* _Set exercise_:
Copy out all lines with the word "chưa" in them.

* _Stored rows_:
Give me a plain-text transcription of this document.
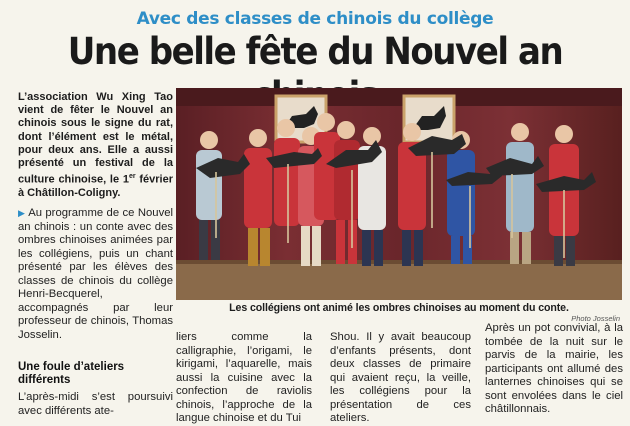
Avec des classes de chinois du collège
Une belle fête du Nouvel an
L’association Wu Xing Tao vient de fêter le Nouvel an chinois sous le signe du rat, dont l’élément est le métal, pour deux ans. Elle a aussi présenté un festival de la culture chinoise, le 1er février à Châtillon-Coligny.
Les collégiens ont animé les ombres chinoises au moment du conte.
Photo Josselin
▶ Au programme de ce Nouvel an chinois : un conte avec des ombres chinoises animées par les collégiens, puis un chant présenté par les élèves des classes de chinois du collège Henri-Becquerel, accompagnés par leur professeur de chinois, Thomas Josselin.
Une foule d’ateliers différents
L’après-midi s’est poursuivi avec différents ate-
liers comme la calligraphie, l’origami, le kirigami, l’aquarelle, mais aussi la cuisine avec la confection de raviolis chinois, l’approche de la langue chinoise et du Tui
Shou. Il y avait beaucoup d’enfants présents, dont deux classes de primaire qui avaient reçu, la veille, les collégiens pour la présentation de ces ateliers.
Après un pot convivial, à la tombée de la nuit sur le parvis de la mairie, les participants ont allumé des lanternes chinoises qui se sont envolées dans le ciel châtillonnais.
* * *
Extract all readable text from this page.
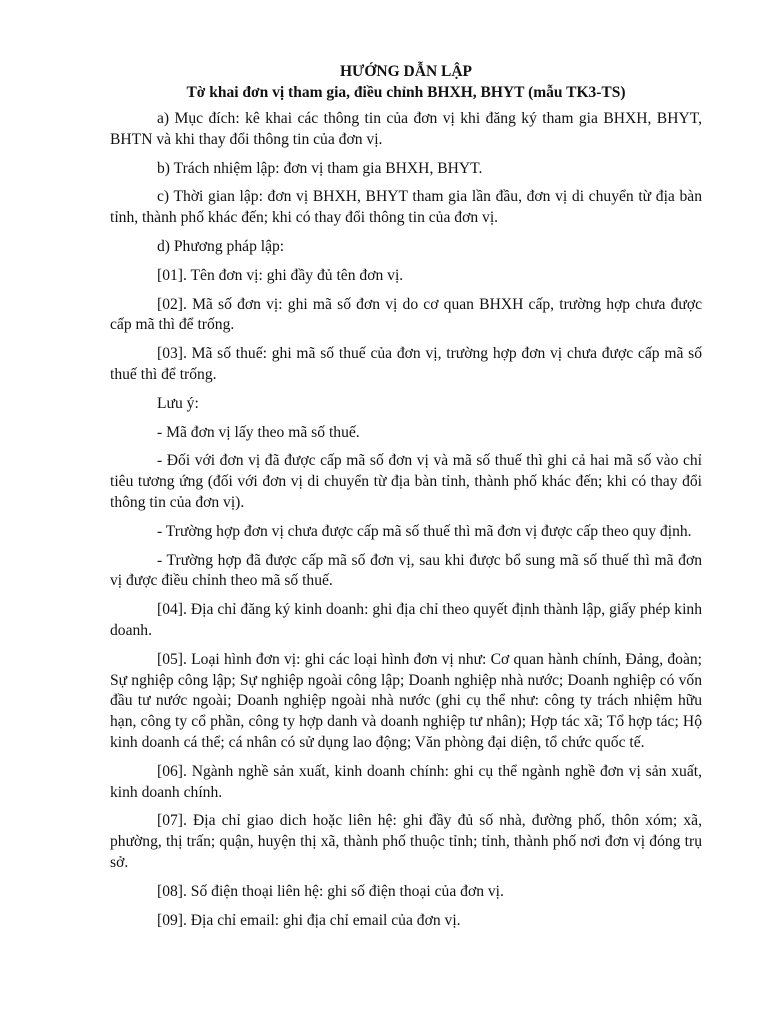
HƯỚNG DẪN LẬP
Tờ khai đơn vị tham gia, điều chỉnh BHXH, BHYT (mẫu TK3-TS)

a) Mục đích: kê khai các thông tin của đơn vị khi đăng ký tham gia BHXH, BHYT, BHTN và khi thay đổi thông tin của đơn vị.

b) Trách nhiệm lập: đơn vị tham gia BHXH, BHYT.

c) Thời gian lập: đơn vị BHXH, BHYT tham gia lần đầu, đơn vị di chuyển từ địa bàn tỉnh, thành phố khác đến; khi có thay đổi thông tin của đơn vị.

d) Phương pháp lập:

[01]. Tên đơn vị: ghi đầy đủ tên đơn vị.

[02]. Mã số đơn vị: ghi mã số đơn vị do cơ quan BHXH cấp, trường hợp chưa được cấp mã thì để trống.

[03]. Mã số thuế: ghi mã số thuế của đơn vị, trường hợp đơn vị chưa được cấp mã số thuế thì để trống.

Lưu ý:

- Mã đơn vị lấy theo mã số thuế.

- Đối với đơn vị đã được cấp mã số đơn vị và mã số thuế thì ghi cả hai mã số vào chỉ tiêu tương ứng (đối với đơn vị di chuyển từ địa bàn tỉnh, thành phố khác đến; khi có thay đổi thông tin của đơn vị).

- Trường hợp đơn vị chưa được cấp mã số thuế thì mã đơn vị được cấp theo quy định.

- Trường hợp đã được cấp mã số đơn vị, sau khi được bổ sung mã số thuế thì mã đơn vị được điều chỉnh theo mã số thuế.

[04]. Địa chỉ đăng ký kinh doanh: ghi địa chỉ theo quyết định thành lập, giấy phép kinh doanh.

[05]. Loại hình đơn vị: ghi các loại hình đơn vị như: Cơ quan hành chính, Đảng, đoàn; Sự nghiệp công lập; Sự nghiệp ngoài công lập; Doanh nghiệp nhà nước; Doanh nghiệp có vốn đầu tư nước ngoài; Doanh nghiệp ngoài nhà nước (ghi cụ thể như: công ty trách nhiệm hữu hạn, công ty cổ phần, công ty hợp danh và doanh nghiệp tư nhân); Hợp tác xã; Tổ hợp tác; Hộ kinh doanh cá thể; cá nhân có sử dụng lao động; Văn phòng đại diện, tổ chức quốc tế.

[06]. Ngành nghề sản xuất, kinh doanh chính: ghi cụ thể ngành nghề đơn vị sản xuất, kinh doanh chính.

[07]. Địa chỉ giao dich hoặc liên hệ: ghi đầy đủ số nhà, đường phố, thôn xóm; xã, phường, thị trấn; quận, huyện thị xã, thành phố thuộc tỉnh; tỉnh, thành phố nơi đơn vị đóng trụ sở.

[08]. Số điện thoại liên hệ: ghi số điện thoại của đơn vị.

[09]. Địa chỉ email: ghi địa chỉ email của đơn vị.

* _Result of this task_:
[02]. Mã số đơn vị: ghi mã số đơn vị do cơ quan BHXH cấp, trường hợp chưa được cấp mã thì để trống.
[03]. Mã số thuế: ghi mã số thuế của đơn vị, trường hợp đơn vị chưa được cấp mã số thuế thì để trống.
- Trường hợp đơn vị chưa được cấp mã số thuế thì mã đơn vị được cấp theo quy định.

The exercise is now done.